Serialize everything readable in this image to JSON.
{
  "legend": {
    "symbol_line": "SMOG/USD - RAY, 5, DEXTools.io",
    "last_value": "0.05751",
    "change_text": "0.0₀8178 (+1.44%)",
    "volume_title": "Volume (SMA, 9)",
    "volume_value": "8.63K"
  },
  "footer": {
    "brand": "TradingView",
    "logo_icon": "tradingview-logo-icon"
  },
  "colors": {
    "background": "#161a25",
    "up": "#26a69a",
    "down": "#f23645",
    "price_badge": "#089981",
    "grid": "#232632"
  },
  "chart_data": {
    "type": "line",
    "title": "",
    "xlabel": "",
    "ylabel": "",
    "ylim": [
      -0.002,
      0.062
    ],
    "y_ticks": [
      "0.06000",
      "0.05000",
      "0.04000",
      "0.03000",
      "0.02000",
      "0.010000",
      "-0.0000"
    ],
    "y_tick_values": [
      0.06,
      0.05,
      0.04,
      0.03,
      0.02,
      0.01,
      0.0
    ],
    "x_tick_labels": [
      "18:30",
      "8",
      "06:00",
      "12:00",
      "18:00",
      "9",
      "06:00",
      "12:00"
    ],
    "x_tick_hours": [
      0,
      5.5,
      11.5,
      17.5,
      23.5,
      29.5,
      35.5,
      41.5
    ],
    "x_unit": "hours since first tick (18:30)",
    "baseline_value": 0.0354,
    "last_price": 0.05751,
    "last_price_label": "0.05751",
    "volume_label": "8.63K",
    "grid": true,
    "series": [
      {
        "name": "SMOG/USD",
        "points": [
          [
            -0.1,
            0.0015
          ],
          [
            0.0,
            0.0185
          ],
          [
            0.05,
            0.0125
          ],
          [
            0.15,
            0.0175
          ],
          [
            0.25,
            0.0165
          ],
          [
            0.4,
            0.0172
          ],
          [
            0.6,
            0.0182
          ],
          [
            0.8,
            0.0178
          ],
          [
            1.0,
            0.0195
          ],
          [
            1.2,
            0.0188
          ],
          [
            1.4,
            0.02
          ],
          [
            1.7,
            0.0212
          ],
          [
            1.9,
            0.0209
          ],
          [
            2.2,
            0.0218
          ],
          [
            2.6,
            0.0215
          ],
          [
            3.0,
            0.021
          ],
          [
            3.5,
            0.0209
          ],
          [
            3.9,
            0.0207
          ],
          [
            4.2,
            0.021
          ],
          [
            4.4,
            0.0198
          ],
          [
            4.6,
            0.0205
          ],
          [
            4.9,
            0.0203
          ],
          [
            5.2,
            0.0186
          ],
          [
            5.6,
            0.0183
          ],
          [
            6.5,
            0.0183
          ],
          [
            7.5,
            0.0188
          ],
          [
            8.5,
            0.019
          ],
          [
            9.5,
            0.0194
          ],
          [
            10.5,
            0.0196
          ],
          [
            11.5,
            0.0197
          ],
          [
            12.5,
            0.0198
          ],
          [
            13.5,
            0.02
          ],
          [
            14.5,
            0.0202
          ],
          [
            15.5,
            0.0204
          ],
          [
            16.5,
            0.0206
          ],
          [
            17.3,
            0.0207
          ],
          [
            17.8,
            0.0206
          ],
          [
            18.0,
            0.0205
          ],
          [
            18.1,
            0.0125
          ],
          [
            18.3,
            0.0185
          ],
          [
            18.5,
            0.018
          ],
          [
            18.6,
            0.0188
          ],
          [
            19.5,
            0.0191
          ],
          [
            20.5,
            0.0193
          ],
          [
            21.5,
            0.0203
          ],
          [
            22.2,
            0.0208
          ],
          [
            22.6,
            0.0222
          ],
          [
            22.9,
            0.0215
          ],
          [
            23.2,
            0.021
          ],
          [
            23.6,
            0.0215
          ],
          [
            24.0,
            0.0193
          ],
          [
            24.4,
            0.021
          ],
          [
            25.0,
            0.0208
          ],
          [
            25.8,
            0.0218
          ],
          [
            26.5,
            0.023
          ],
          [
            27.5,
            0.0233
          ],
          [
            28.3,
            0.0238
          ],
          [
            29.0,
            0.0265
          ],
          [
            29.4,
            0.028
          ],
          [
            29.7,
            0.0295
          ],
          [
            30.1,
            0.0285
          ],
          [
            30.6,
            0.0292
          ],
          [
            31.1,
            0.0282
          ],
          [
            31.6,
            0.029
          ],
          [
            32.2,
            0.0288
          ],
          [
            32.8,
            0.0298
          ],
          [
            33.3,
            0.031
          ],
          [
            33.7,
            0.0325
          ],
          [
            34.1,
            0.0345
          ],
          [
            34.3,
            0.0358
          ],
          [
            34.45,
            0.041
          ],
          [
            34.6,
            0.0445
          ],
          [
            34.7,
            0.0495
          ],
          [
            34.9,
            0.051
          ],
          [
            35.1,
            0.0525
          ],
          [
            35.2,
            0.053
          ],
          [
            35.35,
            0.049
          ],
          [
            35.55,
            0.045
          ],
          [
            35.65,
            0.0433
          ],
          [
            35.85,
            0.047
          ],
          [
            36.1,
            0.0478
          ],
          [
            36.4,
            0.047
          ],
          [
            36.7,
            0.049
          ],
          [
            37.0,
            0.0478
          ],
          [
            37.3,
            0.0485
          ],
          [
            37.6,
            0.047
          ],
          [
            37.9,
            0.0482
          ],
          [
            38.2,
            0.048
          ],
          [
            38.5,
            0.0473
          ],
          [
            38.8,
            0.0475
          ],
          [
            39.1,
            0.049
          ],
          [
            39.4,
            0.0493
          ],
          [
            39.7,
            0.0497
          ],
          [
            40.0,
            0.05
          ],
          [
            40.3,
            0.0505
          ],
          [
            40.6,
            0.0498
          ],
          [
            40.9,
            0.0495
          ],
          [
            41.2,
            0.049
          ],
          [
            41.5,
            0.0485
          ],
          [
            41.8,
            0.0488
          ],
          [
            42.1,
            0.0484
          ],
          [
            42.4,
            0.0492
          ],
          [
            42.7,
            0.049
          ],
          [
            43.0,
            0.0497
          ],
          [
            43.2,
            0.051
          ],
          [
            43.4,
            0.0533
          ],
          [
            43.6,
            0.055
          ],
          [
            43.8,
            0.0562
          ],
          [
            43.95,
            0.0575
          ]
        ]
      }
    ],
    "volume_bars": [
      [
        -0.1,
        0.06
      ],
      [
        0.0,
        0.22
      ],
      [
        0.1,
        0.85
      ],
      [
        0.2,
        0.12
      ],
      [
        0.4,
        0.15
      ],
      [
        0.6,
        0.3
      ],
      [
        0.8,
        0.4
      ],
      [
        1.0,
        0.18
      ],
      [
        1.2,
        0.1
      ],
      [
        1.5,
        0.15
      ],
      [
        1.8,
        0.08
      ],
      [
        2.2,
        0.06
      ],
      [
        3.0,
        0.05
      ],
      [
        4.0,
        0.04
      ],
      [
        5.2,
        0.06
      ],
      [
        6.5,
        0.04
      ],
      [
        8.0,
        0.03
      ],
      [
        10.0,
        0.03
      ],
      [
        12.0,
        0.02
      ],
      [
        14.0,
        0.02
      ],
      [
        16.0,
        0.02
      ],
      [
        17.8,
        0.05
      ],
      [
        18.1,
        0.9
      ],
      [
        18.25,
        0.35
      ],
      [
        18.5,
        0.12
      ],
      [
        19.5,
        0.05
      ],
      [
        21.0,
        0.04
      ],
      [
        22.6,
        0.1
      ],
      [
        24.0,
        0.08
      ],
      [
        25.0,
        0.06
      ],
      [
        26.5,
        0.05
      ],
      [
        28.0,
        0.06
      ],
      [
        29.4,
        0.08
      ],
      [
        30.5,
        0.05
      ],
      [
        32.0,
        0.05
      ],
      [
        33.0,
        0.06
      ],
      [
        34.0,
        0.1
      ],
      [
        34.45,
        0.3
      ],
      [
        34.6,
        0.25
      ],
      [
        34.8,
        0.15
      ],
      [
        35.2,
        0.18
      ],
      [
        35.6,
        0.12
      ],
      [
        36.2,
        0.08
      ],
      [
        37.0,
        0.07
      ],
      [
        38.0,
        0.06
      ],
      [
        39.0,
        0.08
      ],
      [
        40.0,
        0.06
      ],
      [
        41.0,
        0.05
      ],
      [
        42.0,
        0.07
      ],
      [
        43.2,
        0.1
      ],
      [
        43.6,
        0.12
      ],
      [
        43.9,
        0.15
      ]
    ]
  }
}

### Problem
Select, from the listing, all lines that include the word "SMOG".

### Task solution
    "symbol_line": "SMOG/USD - RAY, 5, DEXTools.io",
        "name": "SMOG/USD",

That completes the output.